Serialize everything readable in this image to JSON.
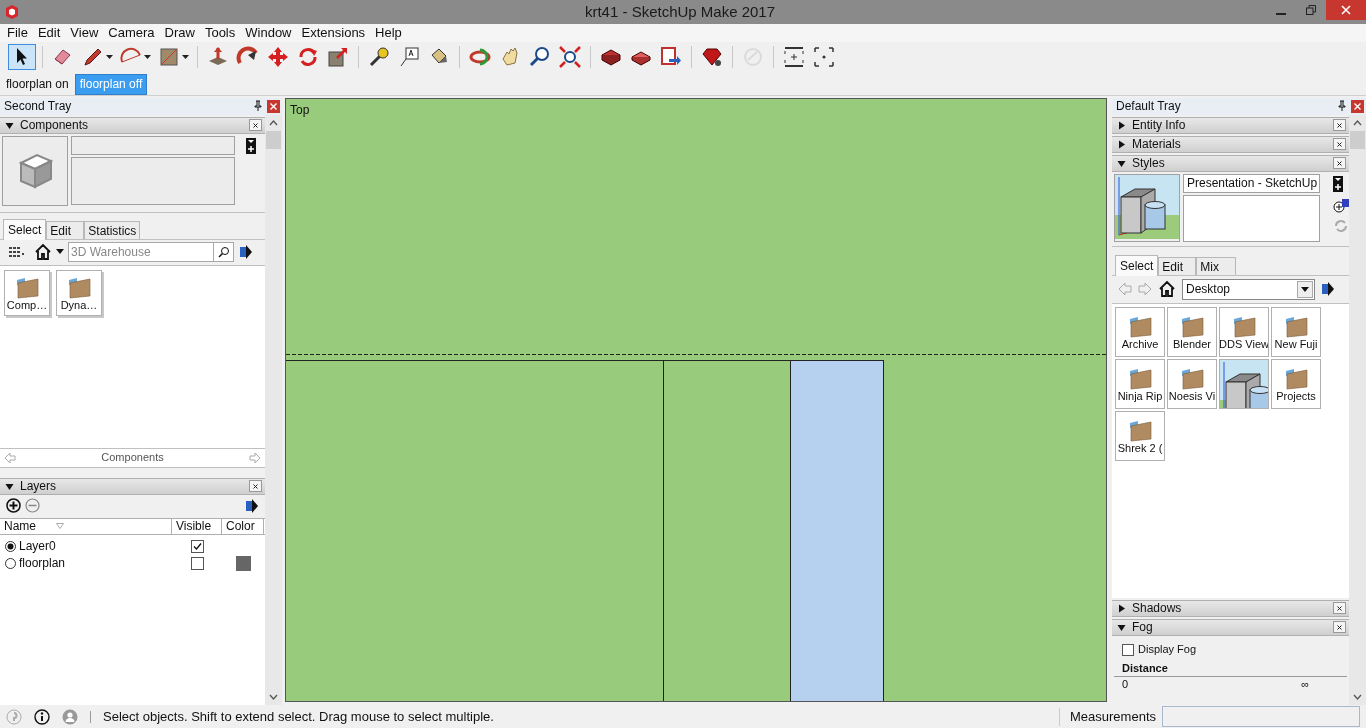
{
  "window": {
    "title": "krt41 - SketchUp Make 2017"
  },
  "menu": [
    "File",
    "Edit",
    "View",
    "Camera",
    "Draw",
    "Tools",
    "Window",
    "Extensions",
    "Help"
  ],
  "toolbar": [
    {
      "selected": true,
      "disabled": false
    },
    {
      "selected": false,
      "disabled": false
    },
    {
      "selected": false,
      "disabled": false
    },
    {
      "selected": false,
      "disabled": false
    },
    {
      "selected": false,
      "disabled": false
    },
    {
      "selected": false,
      "disabled": false
    },
    {
      "selected": false,
      "disabled": false
    },
    {
      "selected": false,
      "disabled": false
    },
    {
      "selected": false,
      "disabled": false
    },
    {
      "selected": false,
      "disabled": false
    },
    {
      "selected": false,
      "disabled": false
    },
    {
      "selected": false,
      "disabled": false
    },
    {
      "selected": false,
      "disabled": false
    },
    {
      "selected": false,
      "disabled": false
    },
    {
      "selected": false,
      "disabled": false
    },
    {
      "selected": false,
      "disabled": false
    },
    {
      "selected": false,
      "disabled": false
    },
    {
      "selected": false,
      "disabled": false
    },
    {
      "selected": false,
      "disabled": false
    },
    {
      "selected": false,
      "disabled": false
    },
    {
      "selected": false,
      "disabled": false
    },
    {
      "selected": false,
      "disabled": true
    },
    {
      "selected": false,
      "disabled": false
    },
    {
      "selected": false,
      "disabled": false
    }
  ],
  "scene_tabs": [
    {
      "label": "floorplan on",
      "selected": false
    },
    {
      "label": "floorplan off",
      "selected": true
    }
  ],
  "left_tray": {
    "title": "Second Tray",
    "components": {
      "title": "Components",
      "expanded": true,
      "tabs": [
        {
          "label": "Select",
          "selected": true
        },
        {
          "label": "Edit",
          "selected": false
        },
        {
          "label": "Statistics",
          "selected": false
        }
      ],
      "search": {
        "placeholder": "3D Warehouse"
      },
      "items": [
        {
          "label": "Comp…"
        },
        {
          "label": "Dyna…"
        }
      ],
      "nav_label": "Components"
    },
    "layers": {
      "title": "Layers",
      "expanded": true,
      "columns": [
        "Name",
        "Visible",
        "Color"
      ],
      "rows": [
        {
          "name": "Layer0",
          "active": true,
          "visible": true
        },
        {
          "name": "floorplan",
          "active": false,
          "visible": false,
          "color": "#666666"
        }
      ]
    }
  },
  "viewport": {
    "view_label": "Top"
  },
  "right_tray": {
    "title": "Default Tray",
    "panels": [
      {
        "title": "Entity Info",
        "expanded": false
      },
      {
        "title": "Materials",
        "expanded": false
      },
      {
        "title": "Styles",
        "expanded": true
      }
    ],
    "styles": {
      "name": "Presentation - SketchUp",
      "tabs": [
        {
          "label": "Select",
          "selected": true
        },
        {
          "label": "Edit",
          "selected": false
        },
        {
          "label": "Mix",
          "selected": false
        }
      ],
      "location": "Desktop",
      "items": [
        {
          "kind": "folder",
          "label": "Archive"
        },
        {
          "kind": "folder",
          "label": "Blender"
        },
        {
          "kind": "folder",
          "label": "DDS View"
        },
        {
          "kind": "folder",
          "label": "New Fuji"
        },
        {
          "kind": "folder",
          "label": "Ninja Rip"
        },
        {
          "kind": "folder",
          "label": "Noesis Vi"
        },
        {
          "kind": "style"
        },
        {
          "kind": "folder",
          "label": "Projects"
        },
        {
          "kind": "folder",
          "label": "Shrek 2 ("
        }
      ]
    },
    "bottom_panels": [
      {
        "title": "Shadows",
        "expanded": false
      },
      {
        "title": "Fog",
        "expanded": true
      }
    ],
    "fog": {
      "display_fog": false,
      "label": "Display Fog",
      "distance_label": "Distance",
      "near": "0",
      "far": "∞"
    }
  },
  "status_bar": {
    "message": "Select objects. Shift to extend select. Drag mouse to select multiple.",
    "measurements_label": "Measurements"
  }
}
# # # # # # #
### Short task
From the listing above, return each line with the word "title".

### Completed exercise
    "title": "krt41 - SketchUp Make 2017"
    "title": "Second Tray",
      "title": "Components",
      "title": "Layers",
    "title": "Default Tray",
        "title": "Entity Info",
        "title": "Materials",
        "title": "Styles",
        "title": "Shadows",
        "title": "Fog",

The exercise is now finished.